[Rows from a layout dataset]

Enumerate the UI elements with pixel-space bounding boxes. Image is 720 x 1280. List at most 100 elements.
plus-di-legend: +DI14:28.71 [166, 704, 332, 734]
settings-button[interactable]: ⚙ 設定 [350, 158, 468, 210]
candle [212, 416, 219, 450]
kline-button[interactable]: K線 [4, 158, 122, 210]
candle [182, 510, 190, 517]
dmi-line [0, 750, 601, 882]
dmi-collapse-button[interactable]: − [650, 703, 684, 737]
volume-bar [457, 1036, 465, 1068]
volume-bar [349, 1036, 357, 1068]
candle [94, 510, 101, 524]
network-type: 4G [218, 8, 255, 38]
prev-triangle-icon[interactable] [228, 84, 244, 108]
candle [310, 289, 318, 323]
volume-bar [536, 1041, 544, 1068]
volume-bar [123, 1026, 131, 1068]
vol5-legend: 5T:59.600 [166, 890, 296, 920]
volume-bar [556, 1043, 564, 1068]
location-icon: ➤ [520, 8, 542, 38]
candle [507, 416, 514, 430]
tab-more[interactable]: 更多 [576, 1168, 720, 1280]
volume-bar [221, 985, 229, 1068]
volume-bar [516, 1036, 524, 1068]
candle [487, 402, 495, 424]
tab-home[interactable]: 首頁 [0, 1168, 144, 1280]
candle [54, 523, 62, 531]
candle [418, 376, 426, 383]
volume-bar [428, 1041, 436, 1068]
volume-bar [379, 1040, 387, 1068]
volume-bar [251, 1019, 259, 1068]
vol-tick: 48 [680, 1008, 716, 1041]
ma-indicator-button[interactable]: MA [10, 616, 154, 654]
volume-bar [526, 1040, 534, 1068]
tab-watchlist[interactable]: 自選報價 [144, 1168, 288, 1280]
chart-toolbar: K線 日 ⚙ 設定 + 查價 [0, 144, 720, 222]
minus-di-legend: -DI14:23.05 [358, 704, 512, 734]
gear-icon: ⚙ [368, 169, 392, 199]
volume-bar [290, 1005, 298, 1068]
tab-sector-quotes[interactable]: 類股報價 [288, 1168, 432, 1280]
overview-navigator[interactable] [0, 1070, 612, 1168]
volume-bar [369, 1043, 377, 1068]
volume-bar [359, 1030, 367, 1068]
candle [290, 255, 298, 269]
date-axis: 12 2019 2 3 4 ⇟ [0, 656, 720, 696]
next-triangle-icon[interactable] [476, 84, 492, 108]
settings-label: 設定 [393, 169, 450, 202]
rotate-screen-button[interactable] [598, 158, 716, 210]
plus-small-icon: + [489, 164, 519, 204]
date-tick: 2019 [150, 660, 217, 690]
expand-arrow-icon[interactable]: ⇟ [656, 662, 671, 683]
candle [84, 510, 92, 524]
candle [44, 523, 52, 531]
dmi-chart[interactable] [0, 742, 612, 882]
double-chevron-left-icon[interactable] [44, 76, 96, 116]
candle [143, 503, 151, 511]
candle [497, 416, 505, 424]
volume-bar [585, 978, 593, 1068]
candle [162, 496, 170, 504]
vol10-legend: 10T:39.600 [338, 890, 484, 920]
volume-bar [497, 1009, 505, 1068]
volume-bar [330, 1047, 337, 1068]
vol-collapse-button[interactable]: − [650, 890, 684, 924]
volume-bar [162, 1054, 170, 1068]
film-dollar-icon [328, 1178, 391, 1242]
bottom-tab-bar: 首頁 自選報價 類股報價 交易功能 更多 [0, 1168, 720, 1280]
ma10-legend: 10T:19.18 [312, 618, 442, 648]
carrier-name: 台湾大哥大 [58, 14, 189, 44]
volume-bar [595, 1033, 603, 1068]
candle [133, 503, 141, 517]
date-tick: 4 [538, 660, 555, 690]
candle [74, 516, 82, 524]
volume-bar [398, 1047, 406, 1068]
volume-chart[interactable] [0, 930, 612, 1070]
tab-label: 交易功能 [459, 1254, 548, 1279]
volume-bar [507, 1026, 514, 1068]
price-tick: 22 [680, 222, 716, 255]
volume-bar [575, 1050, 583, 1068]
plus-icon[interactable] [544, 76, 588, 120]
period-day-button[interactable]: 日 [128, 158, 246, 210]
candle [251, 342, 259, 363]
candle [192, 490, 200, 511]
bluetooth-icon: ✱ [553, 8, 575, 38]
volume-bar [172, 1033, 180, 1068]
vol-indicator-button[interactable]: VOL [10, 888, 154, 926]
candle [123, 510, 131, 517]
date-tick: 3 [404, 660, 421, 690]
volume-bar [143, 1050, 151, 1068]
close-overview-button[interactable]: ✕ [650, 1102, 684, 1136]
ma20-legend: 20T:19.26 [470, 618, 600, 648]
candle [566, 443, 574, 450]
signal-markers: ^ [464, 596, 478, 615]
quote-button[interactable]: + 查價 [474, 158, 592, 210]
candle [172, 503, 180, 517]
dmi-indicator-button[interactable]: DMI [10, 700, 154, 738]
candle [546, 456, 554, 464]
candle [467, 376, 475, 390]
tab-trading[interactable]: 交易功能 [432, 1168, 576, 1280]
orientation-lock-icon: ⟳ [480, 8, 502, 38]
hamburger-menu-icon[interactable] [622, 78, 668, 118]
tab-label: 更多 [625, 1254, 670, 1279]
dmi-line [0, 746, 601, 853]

> [What is needed] Arrange the lines from the first one through the line holding "network-type: 4G [218, 8, 255, 38]", inclusive, as a numbered list, omitting any blank lines.

> [Exercise response]
1. Enumerate the UI elements with pixel-space bounding boxes. Image is 720 x 1280. List at most 100 elements.
2. plus-di-legend: +DI14:28.71 [166, 704, 332, 734]
3. settings-button[interactable]: ⚙ 設定 [350, 158, 468, 210]
4. candle [212, 416, 219, 450]
5. kline-button[interactable]: K線 [4, 158, 122, 210]
6. candle [182, 510, 190, 517]
7. dmi-line [0, 750, 601, 882]
8. dmi-collapse-button[interactable]: − [650, 703, 684, 737]
9. volume-bar [457, 1036, 465, 1068]
10. volume-bar [349, 1036, 357, 1068]
11. candle [94, 510, 101, 524]
12. network-type: 4G [218, 8, 255, 38]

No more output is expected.